Print the listing below in its entirety, character for character.

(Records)
* Start *
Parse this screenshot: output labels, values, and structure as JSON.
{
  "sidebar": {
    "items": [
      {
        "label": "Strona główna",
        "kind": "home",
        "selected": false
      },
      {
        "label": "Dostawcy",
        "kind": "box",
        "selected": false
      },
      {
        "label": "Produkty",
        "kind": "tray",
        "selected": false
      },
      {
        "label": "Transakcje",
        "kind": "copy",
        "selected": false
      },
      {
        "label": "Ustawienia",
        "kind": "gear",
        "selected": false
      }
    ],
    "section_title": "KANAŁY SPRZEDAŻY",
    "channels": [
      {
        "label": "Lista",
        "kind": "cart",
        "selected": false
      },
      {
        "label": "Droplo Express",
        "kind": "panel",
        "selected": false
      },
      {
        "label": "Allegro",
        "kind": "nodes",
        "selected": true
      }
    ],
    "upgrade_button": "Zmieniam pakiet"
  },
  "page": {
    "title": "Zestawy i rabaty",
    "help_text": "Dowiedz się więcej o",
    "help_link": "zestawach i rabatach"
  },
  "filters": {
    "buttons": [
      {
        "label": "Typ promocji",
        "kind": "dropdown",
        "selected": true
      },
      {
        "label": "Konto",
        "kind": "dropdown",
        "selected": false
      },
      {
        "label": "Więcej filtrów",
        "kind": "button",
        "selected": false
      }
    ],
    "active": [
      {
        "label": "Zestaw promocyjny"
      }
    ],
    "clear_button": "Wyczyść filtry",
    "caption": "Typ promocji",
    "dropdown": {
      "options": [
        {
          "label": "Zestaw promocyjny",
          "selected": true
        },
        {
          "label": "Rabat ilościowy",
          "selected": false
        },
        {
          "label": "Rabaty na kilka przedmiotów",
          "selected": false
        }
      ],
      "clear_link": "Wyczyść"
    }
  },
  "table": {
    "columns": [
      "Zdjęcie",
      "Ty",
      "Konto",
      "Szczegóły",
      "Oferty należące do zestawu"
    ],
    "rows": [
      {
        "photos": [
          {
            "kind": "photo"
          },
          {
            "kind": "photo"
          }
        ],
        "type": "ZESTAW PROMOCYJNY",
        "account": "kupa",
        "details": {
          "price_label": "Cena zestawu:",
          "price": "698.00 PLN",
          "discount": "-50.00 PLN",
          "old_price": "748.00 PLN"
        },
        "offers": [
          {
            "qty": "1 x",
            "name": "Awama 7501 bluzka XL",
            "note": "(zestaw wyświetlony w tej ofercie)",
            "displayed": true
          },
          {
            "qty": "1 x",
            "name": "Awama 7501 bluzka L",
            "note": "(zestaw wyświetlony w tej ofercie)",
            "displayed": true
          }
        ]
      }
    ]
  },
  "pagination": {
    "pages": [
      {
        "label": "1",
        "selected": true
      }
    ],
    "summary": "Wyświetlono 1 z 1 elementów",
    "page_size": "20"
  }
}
* End *
▶ Expected answer
Parse this screenshot: output labels, values, and structure as JSON.
{
  "sidebar": {
    "items": [
      {
        "label": "Strona główna",
        "kind": "home",
        "selected": false
      },
      {
        "label": "Dostawcy",
        "kind": "box",
        "selected": false
      },
      {
        "label": "Produkty",
        "kind": "tray",
        "selected": false
      },
      {
        "label": "Transakcje",
        "kind": "copy",
        "selected": false
      },
      {
        "label": "Ustawienia",
        "kind": "gear",
        "selected": false
      }
    ],
    "section_title": "KANAŁY SPRZEDAŻY",
    "channels": [
      {
        "label": "Lista",
        "kind": "cart",
        "selected": false
      },
      {
        "label": "Droplo Express",
        "kind": "panel",
        "selected": false
      },
      {
        "label": "Allegro",
        "kind": "nodes",
        "selected": true
      }
    ],
    "upgrade_button": "Zmieniam pakiet"
  },
  "page": {
    "title": "Zestawy i rabaty",
    "help_text": "Dowiedz się więcej o",
    "help_link": "zestawach i rabatach"
  },
  "filters": {
    "buttons": [
      {
        "label": "Typ promocji",
        "kind": "dropdown",
        "selected": true
      },
      {
        "label": "Konto",
        "kind": "dropdown",
        "selected": false
      },
      {
        "label": "Więcej filtrów",
        "kind": "button",
        "selected": false
      }
    ],
    "active": [
      {
        "label": "Zestaw promocyjny"
      }
    ],
    "clear_button": "Wyczyść filtry",
    "caption": "Typ promocji",
    "dropdown": {
      "options": [
        {
          "label": "Zestaw promocyjny",
          "selected": true
        },
        {
          "label": "Rabat ilościowy",
          "selected": false
        },
        {
          "label": "Rabaty na kilka przedmiotów",
          "selected": false
        }
      ],
      "clear_link": "Wyczyść"
    }
  },
  "table": {
    "columns": [
      "Zdjęcie",
      "Ty",
      "Konto",
      "Szczegóły",
      "Oferty należące do zestawu"
    ],
    "rows": [
      {
        "photos": [
          {
            "kind": "photo"
          },
          {
            "kind": "photo"
          }
        ],
        "type": "ZESTAW PROMOCYJNY",
        "account": "kupa",
        "details": {
          "price_label": "Cena zestawu:",
          "price": "698.00 PLN",
          "discount": "-50.00 PLN",
          "old_price": "748.00 PLN"
        },
        "offers": [
          {
            "qty": "1 x",
            "name": "Awama 7501 bluzka XL",
            "note": "(zestaw wyświetlony w tej ofercie)",
            "displayed": true
          },
          {
            "qty": "1 x",
            "name": "Awama 7501 bluzka L",
            "note": "(zestaw wyświetlony w tej ofercie)",
            "displayed": true
          }
        ]
      }
    ]
  },
  "pagination": {
    "pages": [
      {
        "label": "1",
        "selected": true
      }
    ],
    "summary": "Wyświetlono 1 z 1 elementów",
    "page_size": "20"
  }
}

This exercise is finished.